Go through the entries one line at a time, and gather every line that has the word "this".

== Recorded information

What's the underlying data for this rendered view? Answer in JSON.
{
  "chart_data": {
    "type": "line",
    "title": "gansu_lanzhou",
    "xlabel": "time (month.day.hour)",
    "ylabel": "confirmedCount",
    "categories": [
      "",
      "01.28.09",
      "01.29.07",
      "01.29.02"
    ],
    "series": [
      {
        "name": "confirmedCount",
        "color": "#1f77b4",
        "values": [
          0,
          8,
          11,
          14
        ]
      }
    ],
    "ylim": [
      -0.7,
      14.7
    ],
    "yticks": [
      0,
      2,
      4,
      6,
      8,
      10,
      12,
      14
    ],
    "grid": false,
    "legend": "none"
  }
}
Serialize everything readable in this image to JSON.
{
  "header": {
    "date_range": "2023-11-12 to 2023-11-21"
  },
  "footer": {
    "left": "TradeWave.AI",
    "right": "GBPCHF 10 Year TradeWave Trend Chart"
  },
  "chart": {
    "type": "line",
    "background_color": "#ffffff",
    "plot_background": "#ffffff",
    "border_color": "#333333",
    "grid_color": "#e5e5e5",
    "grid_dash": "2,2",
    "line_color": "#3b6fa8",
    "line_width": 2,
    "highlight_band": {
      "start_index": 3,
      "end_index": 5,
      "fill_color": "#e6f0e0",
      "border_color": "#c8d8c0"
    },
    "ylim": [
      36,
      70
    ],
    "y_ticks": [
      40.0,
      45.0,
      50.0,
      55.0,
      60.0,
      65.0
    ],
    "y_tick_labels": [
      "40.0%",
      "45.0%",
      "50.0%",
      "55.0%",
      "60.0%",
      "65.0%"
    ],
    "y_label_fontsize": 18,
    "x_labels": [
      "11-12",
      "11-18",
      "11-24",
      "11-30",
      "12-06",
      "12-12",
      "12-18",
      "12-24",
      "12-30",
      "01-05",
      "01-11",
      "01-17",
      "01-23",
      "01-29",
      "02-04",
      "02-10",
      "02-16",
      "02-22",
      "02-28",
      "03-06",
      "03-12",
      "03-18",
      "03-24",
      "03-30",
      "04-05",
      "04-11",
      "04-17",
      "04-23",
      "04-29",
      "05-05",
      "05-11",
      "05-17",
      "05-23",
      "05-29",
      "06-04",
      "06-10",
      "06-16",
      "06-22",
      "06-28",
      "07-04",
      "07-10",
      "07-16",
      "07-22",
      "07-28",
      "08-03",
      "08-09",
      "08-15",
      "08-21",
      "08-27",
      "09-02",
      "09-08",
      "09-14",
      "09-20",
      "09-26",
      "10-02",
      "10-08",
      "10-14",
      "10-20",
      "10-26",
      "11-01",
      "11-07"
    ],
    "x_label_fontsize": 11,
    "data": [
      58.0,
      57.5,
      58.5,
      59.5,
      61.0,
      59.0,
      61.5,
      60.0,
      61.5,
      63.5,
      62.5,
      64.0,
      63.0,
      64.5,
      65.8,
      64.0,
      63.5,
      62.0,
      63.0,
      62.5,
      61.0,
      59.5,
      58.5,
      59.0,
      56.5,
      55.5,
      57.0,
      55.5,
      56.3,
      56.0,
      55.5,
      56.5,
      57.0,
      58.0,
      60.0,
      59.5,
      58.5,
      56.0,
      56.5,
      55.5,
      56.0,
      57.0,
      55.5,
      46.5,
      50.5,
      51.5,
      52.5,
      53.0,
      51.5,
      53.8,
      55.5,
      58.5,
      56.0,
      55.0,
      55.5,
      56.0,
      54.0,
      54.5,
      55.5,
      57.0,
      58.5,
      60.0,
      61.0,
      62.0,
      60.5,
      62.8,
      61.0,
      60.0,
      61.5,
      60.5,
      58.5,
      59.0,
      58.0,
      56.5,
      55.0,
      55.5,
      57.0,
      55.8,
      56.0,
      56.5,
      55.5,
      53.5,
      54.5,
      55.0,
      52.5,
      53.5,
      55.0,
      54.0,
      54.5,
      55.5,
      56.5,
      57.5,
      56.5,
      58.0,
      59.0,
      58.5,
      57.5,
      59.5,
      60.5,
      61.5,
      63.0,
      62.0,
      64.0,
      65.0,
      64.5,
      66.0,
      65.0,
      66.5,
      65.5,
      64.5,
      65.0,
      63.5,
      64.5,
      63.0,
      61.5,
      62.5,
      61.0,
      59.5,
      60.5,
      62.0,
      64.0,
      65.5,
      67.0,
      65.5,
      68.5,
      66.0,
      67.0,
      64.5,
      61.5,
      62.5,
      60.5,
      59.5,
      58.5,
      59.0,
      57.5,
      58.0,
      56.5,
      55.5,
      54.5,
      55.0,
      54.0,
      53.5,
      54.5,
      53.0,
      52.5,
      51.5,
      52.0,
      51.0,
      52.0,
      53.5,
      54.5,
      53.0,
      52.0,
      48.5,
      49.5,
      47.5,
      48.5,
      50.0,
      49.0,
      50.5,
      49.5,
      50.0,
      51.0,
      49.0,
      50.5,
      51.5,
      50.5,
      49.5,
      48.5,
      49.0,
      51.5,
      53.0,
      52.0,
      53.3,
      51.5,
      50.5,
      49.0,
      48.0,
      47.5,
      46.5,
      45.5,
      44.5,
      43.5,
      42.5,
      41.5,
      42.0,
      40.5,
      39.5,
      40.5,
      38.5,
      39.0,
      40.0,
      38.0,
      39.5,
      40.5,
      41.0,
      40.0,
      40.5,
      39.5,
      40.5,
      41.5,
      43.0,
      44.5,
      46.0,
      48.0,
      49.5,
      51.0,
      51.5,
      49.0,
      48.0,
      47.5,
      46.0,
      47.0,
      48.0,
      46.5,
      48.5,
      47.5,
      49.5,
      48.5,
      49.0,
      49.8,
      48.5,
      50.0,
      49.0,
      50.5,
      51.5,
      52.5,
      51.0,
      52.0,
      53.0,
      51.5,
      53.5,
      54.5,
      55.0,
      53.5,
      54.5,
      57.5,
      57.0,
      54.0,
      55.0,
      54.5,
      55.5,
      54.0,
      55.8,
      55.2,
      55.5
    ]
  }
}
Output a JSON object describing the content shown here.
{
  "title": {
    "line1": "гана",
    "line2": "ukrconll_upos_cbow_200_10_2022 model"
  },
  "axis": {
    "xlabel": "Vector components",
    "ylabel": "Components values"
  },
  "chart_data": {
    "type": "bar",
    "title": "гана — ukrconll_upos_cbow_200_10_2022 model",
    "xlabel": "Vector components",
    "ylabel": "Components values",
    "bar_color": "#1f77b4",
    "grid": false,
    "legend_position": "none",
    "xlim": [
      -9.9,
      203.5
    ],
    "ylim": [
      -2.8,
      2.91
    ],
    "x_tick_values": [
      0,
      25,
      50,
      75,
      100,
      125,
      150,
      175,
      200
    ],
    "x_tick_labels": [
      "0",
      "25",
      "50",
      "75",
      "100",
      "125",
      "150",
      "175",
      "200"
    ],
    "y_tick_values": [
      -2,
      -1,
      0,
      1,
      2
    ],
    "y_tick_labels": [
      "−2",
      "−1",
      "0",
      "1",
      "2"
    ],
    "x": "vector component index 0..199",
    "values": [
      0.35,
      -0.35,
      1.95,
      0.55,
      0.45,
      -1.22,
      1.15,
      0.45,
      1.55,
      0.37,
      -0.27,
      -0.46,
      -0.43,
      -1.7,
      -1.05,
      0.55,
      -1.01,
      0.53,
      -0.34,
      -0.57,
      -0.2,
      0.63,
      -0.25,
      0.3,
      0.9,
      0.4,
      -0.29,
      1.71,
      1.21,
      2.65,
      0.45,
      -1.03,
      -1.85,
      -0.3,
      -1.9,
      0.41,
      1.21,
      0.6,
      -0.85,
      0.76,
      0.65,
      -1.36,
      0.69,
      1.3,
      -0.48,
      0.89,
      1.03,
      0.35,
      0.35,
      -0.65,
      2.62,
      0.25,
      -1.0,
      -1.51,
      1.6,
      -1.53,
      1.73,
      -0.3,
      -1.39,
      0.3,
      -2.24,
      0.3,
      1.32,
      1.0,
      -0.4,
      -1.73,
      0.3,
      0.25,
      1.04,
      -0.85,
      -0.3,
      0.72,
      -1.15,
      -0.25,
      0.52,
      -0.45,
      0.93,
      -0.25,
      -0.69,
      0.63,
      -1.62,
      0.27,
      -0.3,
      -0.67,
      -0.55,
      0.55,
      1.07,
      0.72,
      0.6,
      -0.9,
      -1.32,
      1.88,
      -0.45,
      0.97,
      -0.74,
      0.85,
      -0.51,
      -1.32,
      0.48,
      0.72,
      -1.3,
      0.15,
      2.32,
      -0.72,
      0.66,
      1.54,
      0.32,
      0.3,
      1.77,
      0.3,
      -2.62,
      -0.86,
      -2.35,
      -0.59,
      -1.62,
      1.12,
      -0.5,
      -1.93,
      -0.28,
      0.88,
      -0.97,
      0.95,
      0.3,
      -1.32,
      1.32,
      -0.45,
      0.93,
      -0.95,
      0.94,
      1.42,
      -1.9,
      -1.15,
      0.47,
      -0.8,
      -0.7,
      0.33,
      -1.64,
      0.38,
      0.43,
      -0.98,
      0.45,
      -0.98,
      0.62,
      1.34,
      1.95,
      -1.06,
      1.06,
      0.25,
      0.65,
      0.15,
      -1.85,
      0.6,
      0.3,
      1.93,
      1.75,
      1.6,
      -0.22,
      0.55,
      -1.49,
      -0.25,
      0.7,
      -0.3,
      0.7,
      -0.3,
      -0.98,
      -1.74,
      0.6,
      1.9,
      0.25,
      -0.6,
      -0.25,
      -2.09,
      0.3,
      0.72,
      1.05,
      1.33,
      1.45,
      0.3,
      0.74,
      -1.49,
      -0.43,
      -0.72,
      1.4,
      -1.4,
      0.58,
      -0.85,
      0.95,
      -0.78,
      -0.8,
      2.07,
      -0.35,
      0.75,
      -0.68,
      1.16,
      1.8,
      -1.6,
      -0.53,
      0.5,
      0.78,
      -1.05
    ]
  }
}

====

Written answer:
What's the underlying data for this rendered view? Answer in JSON.
Serialize everything readable in this image to JSON.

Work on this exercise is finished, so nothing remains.